_SHORT PROBLEM_
Restate the whole listing word for word. Pictures are left out.

_Saved data entries_
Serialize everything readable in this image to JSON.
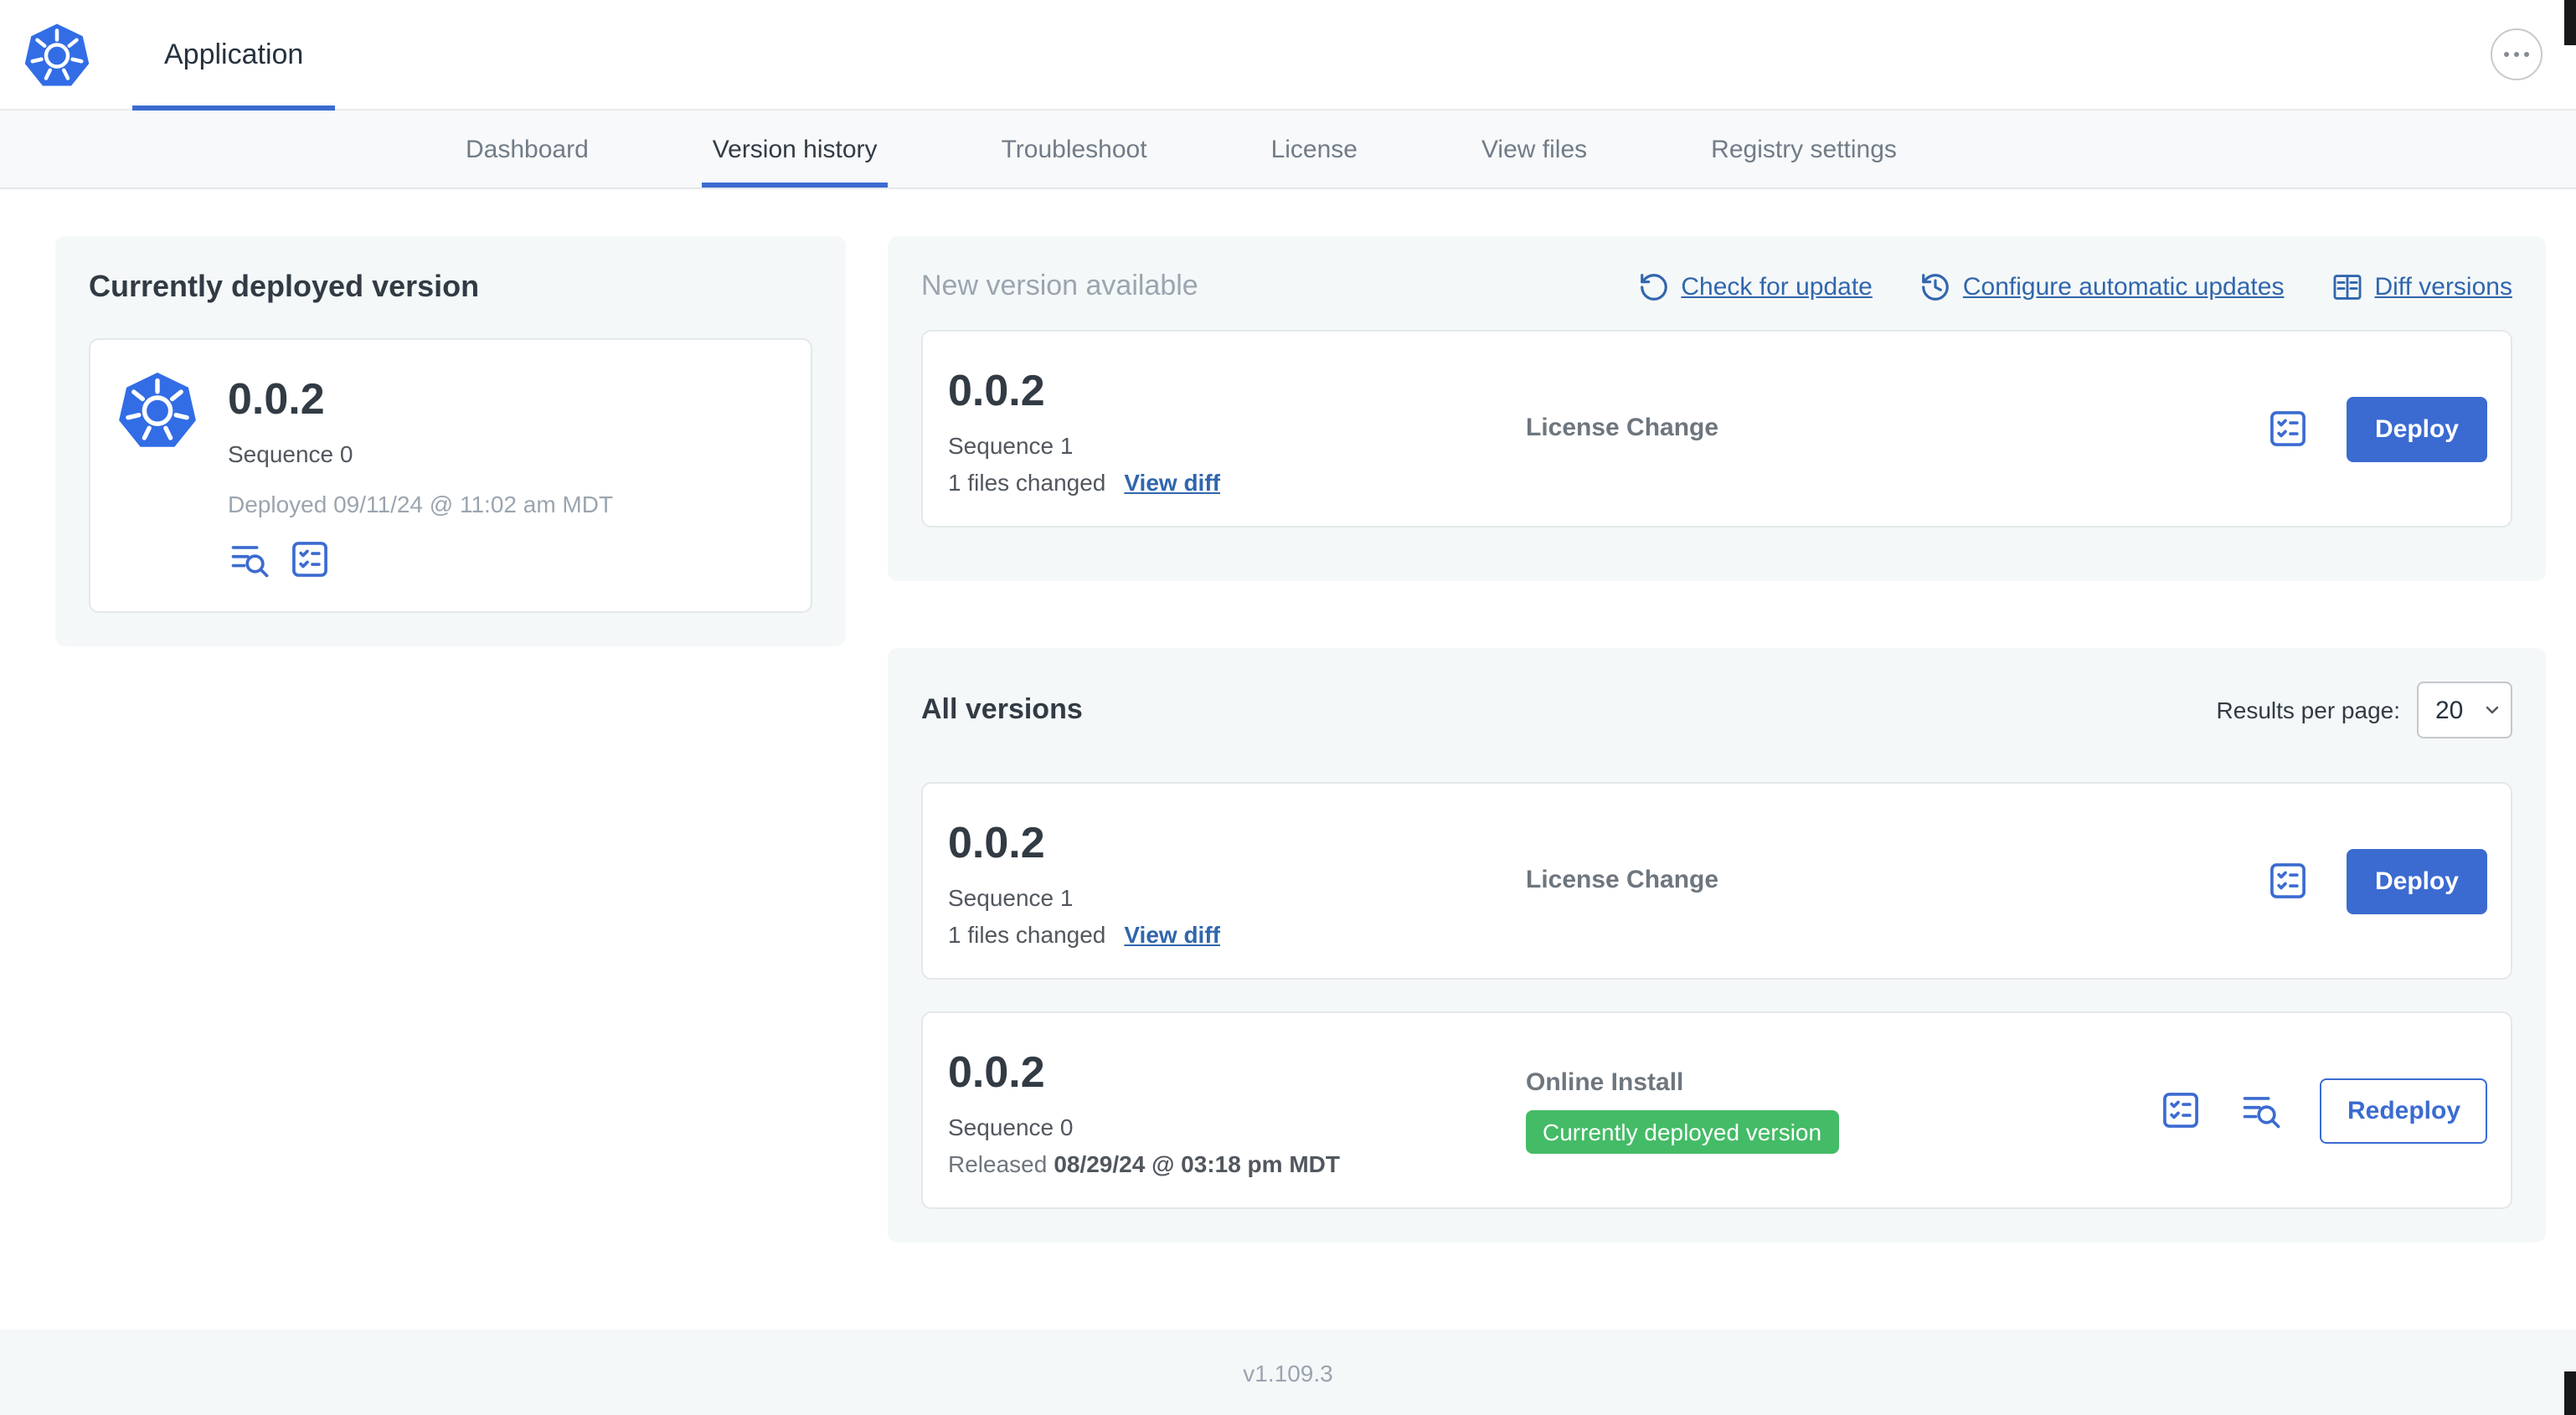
{
  "colors": {
    "primary_blue": "#3b6bd1",
    "link_blue": "#3066ad",
    "badge_green": "#44bb66",
    "panel_gray": "#f5f8f9",
    "muted_text": "#9ba5af"
  },
  "topbar": {
    "app_tab_label": "Application"
  },
  "nav": {
    "active_tab": "Version history",
    "tabs": [
      {
        "label": "Dashboard"
      },
      {
        "label": "Version history"
      },
      {
        "label": "Troubleshoot"
      },
      {
        "label": "License"
      },
      {
        "label": "View files"
      },
      {
        "label": "Registry settings"
      }
    ]
  },
  "current_version": {
    "title": "Currently deployed version",
    "version": "0.0.2",
    "sequence": "Sequence 0",
    "deployed": "Deployed 09/11/24 @ 11:02 am MDT"
  },
  "new_version": {
    "title": "New version available",
    "check_for_update": "Check for update",
    "configure_automatic_updates": "Configure automatic updates",
    "diff_versions": "Diff versions",
    "card": {
      "version": "0.0.2",
      "sequence": "Sequence 1",
      "files_changed": "1 files changed",
      "view_diff": "View diff",
      "source": "License Change",
      "deploy": "Deploy"
    }
  },
  "all_versions": {
    "title": "All versions",
    "results_per_page_label": "Results per page:",
    "results_per_page": "20",
    "rows": [
      {
        "version": "0.0.2",
        "sequence": "Sequence 1",
        "files_changed": "1 files changed",
        "view_diff": "View diff",
        "source": "License Change",
        "action": "Deploy"
      },
      {
        "version": "0.0.2",
        "sequence": "Sequence 0",
        "released_prefix": "Released",
        "released_date": "08/29/24 @ 03:18 pm MDT",
        "source": "Online Install",
        "badge": "Currently deployed version",
        "action": "Redeploy"
      }
    ]
  },
  "footer": {
    "app_version": "v1.109.3"
  }
}
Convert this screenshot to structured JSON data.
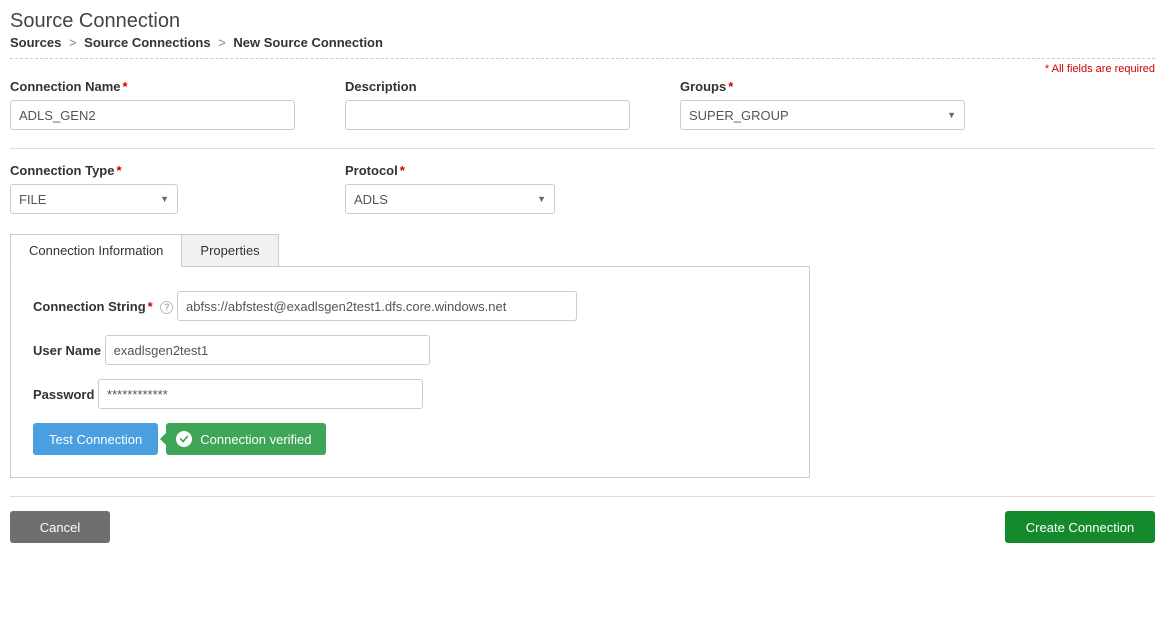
{
  "header": {
    "title": "Source Connection",
    "breadcrumb": {
      "item1": "Sources",
      "item2": "Source Connections",
      "item3": "New Source Connection",
      "sep": ">"
    },
    "required_note": "All fields are required"
  },
  "form": {
    "connection_name": {
      "label": "Connection Name",
      "value": "ADLS_GEN2"
    },
    "description": {
      "label": "Description",
      "value": ""
    },
    "groups": {
      "label": "Groups",
      "value": "SUPER_GROUP"
    },
    "connection_type": {
      "label": "Connection Type",
      "value": "FILE"
    },
    "protocol": {
      "label": "Protocol",
      "value": "ADLS"
    }
  },
  "tabs": {
    "connection_information": "Connection Information",
    "properties": "Properties"
  },
  "connection_info": {
    "connection_string": {
      "label": "Connection String",
      "value": "abfss://abfstest@exadlsgen2test1.dfs.core.windows.net"
    },
    "user_name": {
      "label": "User Name",
      "value": "exadlsgen2test1"
    },
    "password": {
      "label": "Password",
      "value": "************"
    },
    "test_button": "Test Connection",
    "status": "Connection verified"
  },
  "footer": {
    "cancel": "Cancel",
    "create": "Create Connection"
  }
}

_FULL ANSWER_
Serialize everything readable in this image to JSON.
{
  "colors": {
    "primary_blue": "#3b6bd1",
    "link_blue": "#3066ad",
    "badge_green": "#44bb66",
    "panel_gray": "#f5f8f9",
    "muted_text": "#9ba5af"
  },
  "topbar": {
    "app_tab_label": "Application"
  },
  "nav": {
    "active_tab": "Version history",
    "tabs": [
      {
        "label": "Dashboard"
      },
      {
        "label": "Version history"
      },
      {
        "label": "Troubleshoot"
      },
      {
        "label": "License"
      },
      {
        "label": "View files"
      },
      {
        "label": "Registry settings"
      }
    ]
  },
  "current_version": {
    "title": "Currently deployed version",
    "version": "0.0.2",
    "sequence": "Sequence 0",
    "deployed": "Deployed 09/11/24 @ 11:02 am MDT"
  },
  "new_version": {
    "title": "New version available",
    "check_for_update": "Check for update",
    "configure_automatic_updates": "Configure automatic updates",
    "diff_versions": "Diff versions",
    "card": {
      "version": "0.0.2",
      "sequence": "Sequence 1",
      "files_changed": "1 files changed",
      "view_diff": "View diff",
      "source": "License Change",
      "deploy": "Deploy"
    }
  },
  "all_versions": {
    "title": "All versions",
    "results_per_page_label": "Results per page:",
    "results_per_page": "20",
    "rows": [
      {
        "version": "0.0.2",
        "sequence": "Sequence 1",
        "files_changed": "1 files changed",
        "view_diff": "View diff",
        "source": "License Change",
        "action": "Deploy"
      },
      {
        "version": "0.0.2",
        "sequence": "Sequence 0",
        "released_prefix": "Released",
        "released_date": "08/29/24 @ 03:18 pm MDT",
        "source": "Online Install",
        "badge": "Currently deployed version",
        "action": "Redeploy"
      }
    ]
  },
  "footer": {
    "app_version": "v1.109.3"
  }
}
Convert this screenshot to structured JSON data.
{
  "header": {
    "title": "Source Connection",
    "breadcrumb": {
      "item1": "Sources",
      "item2": "Source Connections",
      "item3": "New Source Connection",
      "sep": ">"
    },
    "required_note": "All fields are required"
  },
  "form": {
    "connection_name": {
      "label": "Connection Name",
      "value": "ADLS_GEN2"
    },
    "description": {
      "label": "Description",
      "value": ""
    },
    "groups": {
      "label": "Groups",
      "value": "SUPER_GROUP"
    },
    "connection_type": {
      "label": "Connection Type",
      "value": "FILE"
    },
    "protocol": {
      "label": "Protocol",
      "value": "ADLS"
    }
  },
  "tabs": {
    "connection_information": "Connection Information",
    "properties": "Properties"
  },
  "connection_info": {
    "connection_string": {
      "label": "Connection String",
      "value": "abfss://abfstest@exadlsgen2test1.dfs.core.windows.net"
    },
    "user_name": {
      "label": "User Name",
      "value": "exadlsgen2test1"
    },
    "password": {
      "label": "Password",
      "value": "************"
    },
    "test_button": "Test Connection",
    "status": "Connection verified"
  },
  "footer": {
    "cancel": "Cancel",
    "create": "Create Connection"
  }
}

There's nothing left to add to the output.